Exactly as written, print each record in the listing.

####

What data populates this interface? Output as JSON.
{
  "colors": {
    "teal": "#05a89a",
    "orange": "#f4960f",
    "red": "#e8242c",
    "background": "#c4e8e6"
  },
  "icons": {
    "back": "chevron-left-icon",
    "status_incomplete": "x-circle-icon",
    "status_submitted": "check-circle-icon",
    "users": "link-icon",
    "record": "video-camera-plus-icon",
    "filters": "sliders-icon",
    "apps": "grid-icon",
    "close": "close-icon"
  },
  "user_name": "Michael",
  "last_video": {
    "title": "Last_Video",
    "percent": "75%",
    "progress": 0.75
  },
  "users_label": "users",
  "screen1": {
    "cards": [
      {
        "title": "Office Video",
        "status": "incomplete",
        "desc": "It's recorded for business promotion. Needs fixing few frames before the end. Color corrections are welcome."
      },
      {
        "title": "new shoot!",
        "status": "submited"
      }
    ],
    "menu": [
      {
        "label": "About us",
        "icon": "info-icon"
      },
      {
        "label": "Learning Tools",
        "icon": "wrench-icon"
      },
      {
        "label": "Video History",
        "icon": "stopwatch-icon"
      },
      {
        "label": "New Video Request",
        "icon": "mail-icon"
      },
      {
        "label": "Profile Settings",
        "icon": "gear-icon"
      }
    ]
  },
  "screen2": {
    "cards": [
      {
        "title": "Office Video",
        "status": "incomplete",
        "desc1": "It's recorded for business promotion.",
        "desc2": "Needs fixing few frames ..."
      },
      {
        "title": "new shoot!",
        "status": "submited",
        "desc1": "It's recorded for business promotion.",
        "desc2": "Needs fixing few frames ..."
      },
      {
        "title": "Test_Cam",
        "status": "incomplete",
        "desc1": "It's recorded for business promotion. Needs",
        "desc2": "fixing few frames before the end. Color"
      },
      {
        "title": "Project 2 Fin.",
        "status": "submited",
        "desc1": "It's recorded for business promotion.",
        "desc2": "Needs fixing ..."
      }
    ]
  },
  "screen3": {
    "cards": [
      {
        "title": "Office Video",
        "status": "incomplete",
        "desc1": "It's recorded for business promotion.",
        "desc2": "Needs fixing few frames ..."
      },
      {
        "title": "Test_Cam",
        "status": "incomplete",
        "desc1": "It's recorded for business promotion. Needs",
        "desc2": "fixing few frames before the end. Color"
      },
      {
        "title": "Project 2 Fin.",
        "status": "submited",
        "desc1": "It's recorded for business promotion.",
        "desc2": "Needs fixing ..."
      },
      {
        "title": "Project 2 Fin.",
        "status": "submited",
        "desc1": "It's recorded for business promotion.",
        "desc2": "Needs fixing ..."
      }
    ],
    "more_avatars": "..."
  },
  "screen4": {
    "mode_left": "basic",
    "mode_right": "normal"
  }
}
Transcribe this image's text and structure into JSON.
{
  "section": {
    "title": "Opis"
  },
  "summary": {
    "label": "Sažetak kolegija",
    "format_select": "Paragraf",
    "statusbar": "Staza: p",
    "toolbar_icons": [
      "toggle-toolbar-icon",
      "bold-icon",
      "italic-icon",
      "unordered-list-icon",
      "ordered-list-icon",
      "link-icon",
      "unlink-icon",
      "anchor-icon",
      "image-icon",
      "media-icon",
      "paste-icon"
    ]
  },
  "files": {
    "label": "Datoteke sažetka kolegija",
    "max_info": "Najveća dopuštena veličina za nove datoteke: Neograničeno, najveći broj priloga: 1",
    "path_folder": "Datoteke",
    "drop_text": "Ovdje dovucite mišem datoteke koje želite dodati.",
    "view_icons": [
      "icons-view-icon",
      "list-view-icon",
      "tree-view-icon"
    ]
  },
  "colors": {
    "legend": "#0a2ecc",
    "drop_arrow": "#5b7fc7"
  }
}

####

▶ WRITTEN SOLUTION:
What data populates this interface? Output as JSON.
{
  "colors": {
    "teal": "#05a89a",
    "orange": "#f4960f",
    "red": "#e8242c",
    "background": "#c4e8e6"
  },
  "icons": {
    "back": "chevron-left-icon",
    "status_incomplete": "x-circle-icon",
    "status_submitted": "check-circle-icon",
    "users": "link-icon",
    "record": "video-camera-plus-icon",
    "filters": "sliders-icon",
    "apps": "grid-icon",
    "close": "close-icon"
  },
  "user_name": "Michael",
  "last_video": {
    "title": "Last_Video",
    "percent": "75%",
    "progress": 0.75
  },
  "users_label": "users",
  "screen1": {
    "cards": [
      {
        "title": "Office Video",
        "status": "incomplete",
        "desc": "It's recorded for business promotion. Needs fixing few frames before the end. Color corrections are welcome."
      },
      {
        "title": "new shoot!",
        "status": "submited"
      }
    ],
    "menu": [
      {
        "label": "About us",
        "icon": "info-icon"
      },
      {
        "label": "Learning Tools",
        "icon": "wrench-icon"
      },
      {
        "label": "Video History",
        "icon": "stopwatch-icon"
      },
      {
        "label": "New Video Request",
        "icon": "mail-icon"
      },
      {
        "label": "Profile Settings",
        "icon": "gear-icon"
      }
    ]
  },
  "screen2": {
    "cards": [
      {
        "title": "Office Video",
        "status": "incomplete",
        "desc1": "It's recorded for business promotion.",
        "desc2": "Needs fixing few frames ..."
      },
      {
        "title": "new shoot!",
        "status": "submited",
        "desc1": "It's recorded for business promotion.",
        "desc2": "Needs fixing few frames ..."
      },
      {
        "title": "Test_Cam",
        "status": "incomplete",
        "desc1": "It's recorded for business promotion. Needs",
        "desc2": "fixing few frames before the end. Color"
      },
      {
        "title": "Project 2 Fin.",
        "status": "submited",
        "desc1": "It's recorded for business promotion.",
        "desc2": "Needs fixing ..."
      }
    ]
  },
  "screen3": {
    "cards": [
      {
        "title": "Office Video",
        "status": "incomplete",
        "desc1": "It's recorded for business promotion.",
        "desc2": "Needs fixing few frames ..."
      },
      {
        "title": "Test_Cam",
        "status": "incomplete",
        "desc1": "It's recorded for business promotion. Needs",
        "desc2": "fixing few frames before the end. Color"
      },
      {
        "title": "Project 2 Fin.",
        "status": "submited",
        "desc1": "It's recorded for business promotion.",
        "desc2": "Needs fixing ..."
      },
      {
        "title": "Project 2 Fin.",
        "status": "submited",
        "desc1": "It's recorded for business promotion.",
        "desc2": "Needs fixing ..."
      }
    ],
    "more_avatars": "..."
  },
  "screen4": {
    "mode_left": "basic",
    "mode_right": "normal"
  }
}
Transcribe this image's text and structure into JSON.
{
  "section": {
    "title": "Opis"
  },
  "summary": {
    "label": "Sažetak kolegija",
    "format_select": "Paragraf",
    "statusbar": "Staza: p",
    "toolbar_icons": [
      "toggle-toolbar-icon",
      "bold-icon",
      "italic-icon",
      "unordered-list-icon",
      "ordered-list-icon",
      "link-icon",
      "unlink-icon",
      "anchor-icon",
      "image-icon",
      "media-icon",
      "paste-icon"
    ]
  },
  "files": {
    "label": "Datoteke sažetka kolegija",
    "max_info": "Najveća dopuštena veličina za nove datoteke: Neograničeno, najveći broj priloga: 1",
    "path_folder": "Datoteke",
    "drop_text": "Ovdje dovucite mišem datoteke koje želite dodati.",
    "view_icons": [
      "icons-view-icon",
      "list-view-icon",
      "tree-view-icon"
    ]
  },
  "colors": {
    "legend": "#0a2ecc",
    "drop_arrow": "#5b7fc7"
  }
}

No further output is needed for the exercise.